◆ Goal 1 ◆
In the entries below, could you write out verbatim everything from the line containing "- button[interactable]: [11, 89, 171, 121]" down to the last entry, including both of those lines?

What do angle have to do with waves? Why do we use trigonometric functions to model waves? I've just learned SHM and I'm not able to understand why "phi" (initial phase) is an angle. Why are angles used in SHM?
 A: Take a circle, and any function that maps onto this circle by angle, then projecting onto a line produces a wave. This is how angle comes into the analysis of waves. In short, functions on the circle are essentally periodic and can be unbundled into a wave.
A: SHM and wave motion are not exactly the same thing, although the local motion at each point, in the case of a plane wave, is a SHM.
Then, the core of this question is what is the connection between SHM and angles even in the cases, like the 1D SHM, where there is no obvious angle.
The reason for speaking about angles can be seen from two related complementary points of view.
On the one hand, the independent solutions of the equation of motion for the harmonic oscillator are the functions sinus and cosinus which may be defined with reference to the trigoniometric circle (although it is always possible to define them by using series without direct contact with trigonometry). This way of introducing trigonometric functions induces an angle-related language.
On the other hand, something like $cos( \omega t + \phi)$ can be seen as the projection on an axis of a uniform circular motion.
A: Circles and trig functions are very closely linked, infact trig functions are essentially measurements of the unit circle.
This may help you to visualise:

There's also a pretty nice Khan Academy section here.
The basic idea is that as you move around the unit circle, you can consider a moving triangle inscribed into that circle, the edges being:

*

*A vertical line connecting the point that you're at with the horizontal (conventionally $x$-axis)

*A horizontal line from that point on the $x$-axis to the origin

*The hypotenuse connecting your point on the circle to the origin.

The angle in question is the angle between the horizontal line and the hypotenuse. Let's call it $\theta$
If you were to plot out the values of the short sides as you move your point around the circle, starting your point on the positive $x$-axis you'd get a $cos(\theta)$ function for the horizontal and a $sin(\theta)$ function for the vertical.

◆ Goal 2 ◆
Could you give again, word for word, everything in the thread on angles and waves from "The basic idea" down to "to the origin."?

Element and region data
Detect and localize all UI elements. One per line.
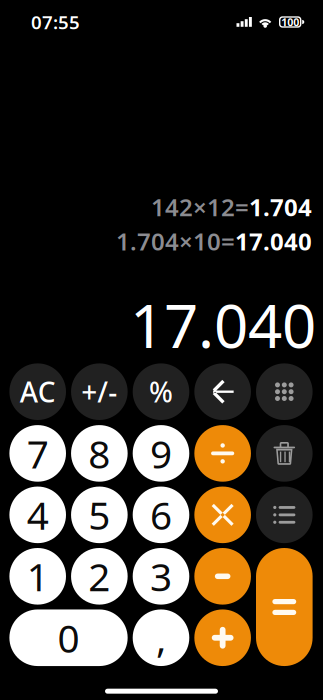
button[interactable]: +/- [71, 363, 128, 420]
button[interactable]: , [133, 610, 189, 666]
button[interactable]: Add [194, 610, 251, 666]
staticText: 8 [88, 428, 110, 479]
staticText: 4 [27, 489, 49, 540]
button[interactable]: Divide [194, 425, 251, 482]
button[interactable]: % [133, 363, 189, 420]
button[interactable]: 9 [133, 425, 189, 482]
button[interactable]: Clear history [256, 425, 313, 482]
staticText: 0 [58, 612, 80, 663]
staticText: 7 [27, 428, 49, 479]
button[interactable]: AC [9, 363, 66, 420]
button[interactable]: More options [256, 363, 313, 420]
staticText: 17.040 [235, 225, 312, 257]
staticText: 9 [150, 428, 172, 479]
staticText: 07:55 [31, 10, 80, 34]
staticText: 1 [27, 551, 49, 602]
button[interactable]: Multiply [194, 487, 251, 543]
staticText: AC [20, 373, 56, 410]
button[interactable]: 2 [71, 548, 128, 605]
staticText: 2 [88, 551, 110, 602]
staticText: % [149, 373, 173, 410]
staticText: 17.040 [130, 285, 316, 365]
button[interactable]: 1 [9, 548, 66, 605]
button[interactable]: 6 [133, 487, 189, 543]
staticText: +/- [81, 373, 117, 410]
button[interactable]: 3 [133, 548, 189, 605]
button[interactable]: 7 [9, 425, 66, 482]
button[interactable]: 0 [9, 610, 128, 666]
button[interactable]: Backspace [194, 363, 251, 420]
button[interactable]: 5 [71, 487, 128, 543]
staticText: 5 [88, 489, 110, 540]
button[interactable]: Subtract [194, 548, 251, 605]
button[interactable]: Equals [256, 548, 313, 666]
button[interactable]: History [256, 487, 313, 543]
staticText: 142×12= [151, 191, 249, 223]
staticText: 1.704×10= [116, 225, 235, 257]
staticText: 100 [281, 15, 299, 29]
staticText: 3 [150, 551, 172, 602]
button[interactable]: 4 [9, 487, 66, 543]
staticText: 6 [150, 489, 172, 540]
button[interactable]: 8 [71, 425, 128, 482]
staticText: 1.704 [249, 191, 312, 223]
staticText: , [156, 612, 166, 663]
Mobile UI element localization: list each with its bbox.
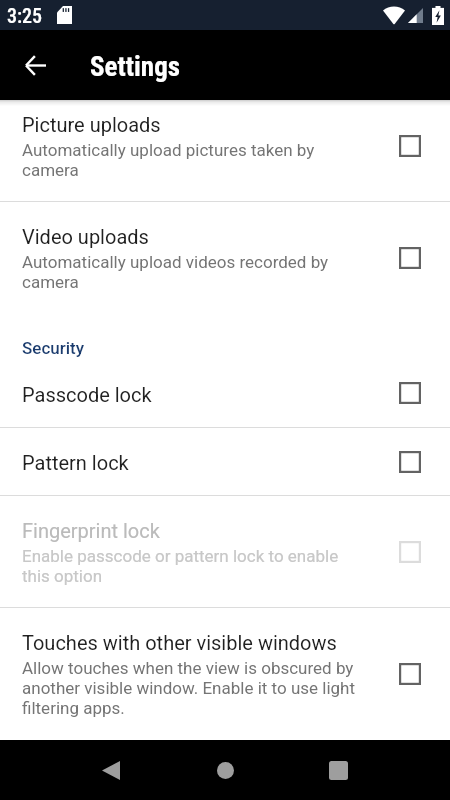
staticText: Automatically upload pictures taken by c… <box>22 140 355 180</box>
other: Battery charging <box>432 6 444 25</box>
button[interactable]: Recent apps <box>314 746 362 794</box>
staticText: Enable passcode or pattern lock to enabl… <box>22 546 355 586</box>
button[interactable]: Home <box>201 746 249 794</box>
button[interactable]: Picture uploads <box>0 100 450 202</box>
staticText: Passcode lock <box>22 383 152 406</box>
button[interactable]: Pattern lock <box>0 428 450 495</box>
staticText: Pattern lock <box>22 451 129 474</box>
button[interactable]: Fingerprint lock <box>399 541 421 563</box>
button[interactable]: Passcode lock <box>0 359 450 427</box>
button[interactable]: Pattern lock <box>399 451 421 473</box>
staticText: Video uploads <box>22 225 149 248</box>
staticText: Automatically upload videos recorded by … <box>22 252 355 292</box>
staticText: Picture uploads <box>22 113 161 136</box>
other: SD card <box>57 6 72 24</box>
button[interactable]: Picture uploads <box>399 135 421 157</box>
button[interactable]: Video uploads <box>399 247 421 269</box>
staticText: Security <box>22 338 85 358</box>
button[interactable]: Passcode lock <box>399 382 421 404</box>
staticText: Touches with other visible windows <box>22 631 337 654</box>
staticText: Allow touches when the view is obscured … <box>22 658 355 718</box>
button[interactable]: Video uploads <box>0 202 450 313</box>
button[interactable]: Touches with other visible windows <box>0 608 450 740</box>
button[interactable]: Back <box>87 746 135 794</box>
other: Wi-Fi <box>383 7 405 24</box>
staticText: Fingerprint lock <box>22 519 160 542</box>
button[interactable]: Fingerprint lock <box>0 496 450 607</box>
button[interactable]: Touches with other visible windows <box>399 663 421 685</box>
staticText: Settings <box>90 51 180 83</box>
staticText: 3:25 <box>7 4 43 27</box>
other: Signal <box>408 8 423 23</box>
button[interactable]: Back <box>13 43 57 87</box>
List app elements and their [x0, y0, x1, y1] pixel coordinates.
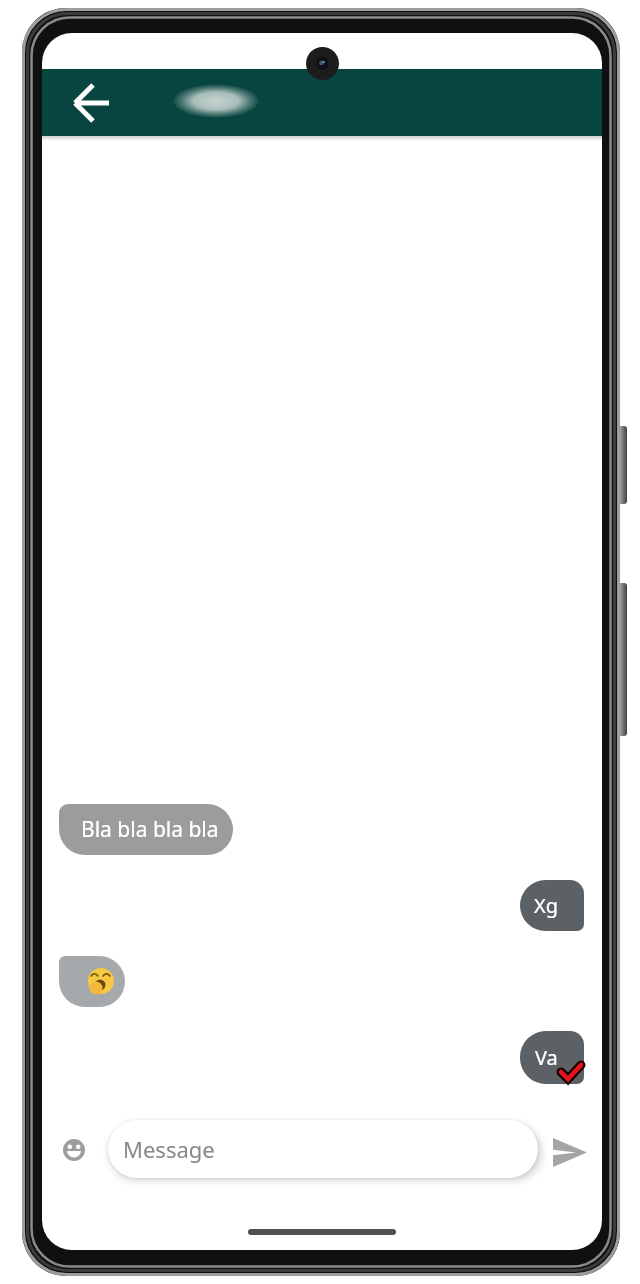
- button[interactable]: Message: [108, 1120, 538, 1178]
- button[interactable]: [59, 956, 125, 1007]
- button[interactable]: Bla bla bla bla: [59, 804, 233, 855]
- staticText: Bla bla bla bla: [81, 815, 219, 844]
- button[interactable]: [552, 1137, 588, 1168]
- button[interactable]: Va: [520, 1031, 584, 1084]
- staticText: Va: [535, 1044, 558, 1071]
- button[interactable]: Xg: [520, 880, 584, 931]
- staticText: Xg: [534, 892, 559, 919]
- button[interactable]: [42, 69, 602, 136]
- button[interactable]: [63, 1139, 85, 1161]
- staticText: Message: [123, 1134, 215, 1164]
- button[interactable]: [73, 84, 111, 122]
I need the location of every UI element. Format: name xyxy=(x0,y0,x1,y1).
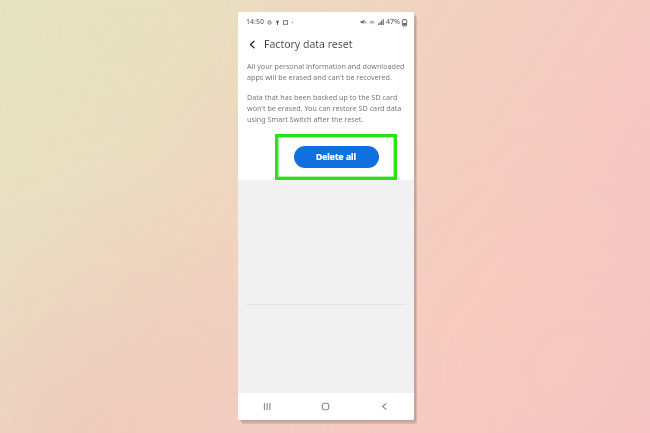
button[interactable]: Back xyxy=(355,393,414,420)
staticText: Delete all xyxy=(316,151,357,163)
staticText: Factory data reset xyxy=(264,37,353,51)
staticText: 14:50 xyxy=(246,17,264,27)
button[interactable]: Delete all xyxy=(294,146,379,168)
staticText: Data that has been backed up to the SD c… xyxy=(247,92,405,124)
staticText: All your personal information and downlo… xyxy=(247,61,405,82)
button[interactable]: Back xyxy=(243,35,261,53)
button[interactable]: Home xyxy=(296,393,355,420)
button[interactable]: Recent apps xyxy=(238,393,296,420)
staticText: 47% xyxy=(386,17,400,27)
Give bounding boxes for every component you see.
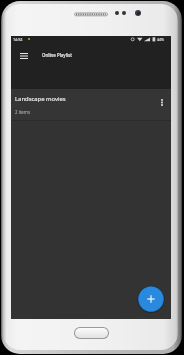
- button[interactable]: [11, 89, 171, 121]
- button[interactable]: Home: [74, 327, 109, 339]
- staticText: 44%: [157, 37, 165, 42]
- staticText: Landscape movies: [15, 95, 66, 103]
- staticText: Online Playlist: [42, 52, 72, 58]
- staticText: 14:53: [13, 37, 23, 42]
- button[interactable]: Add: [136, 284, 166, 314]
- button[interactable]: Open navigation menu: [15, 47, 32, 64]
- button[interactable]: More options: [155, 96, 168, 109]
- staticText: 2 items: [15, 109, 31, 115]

◆ Right answer 1 ◆
- button[interactable]: [11, 89, 171, 121]
- button[interactable]: Home: [74, 327, 109, 339]
- staticText: 44%: [157, 37, 165, 42]
- staticText: Landscape movies: [15, 95, 66, 103]
- staticText: Online Playlist: [42, 52, 72, 58]
- staticText: 14:53: [13, 37, 23, 42]
- button[interactable]: Add: [136, 284, 166, 314]
- button[interactable]: Open navigation menu: [15, 47, 32, 64]
- button[interactable]: More options: [155, 96, 168, 109]
- staticText: 2 items: [15, 109, 31, 115]

◆ Right answer 2 ◆
The basic idea is that as you move around the unit circle, you can consider a moving triangle inscribed into that circle, the edges being:

*

*A vertical line connecting the point that you're at with the horizontal (conventionally $x$-axis)

*A horizontal line from that point on the $x$-axis to the origin

*The hypotenuse connecting your point on the circle to the origin.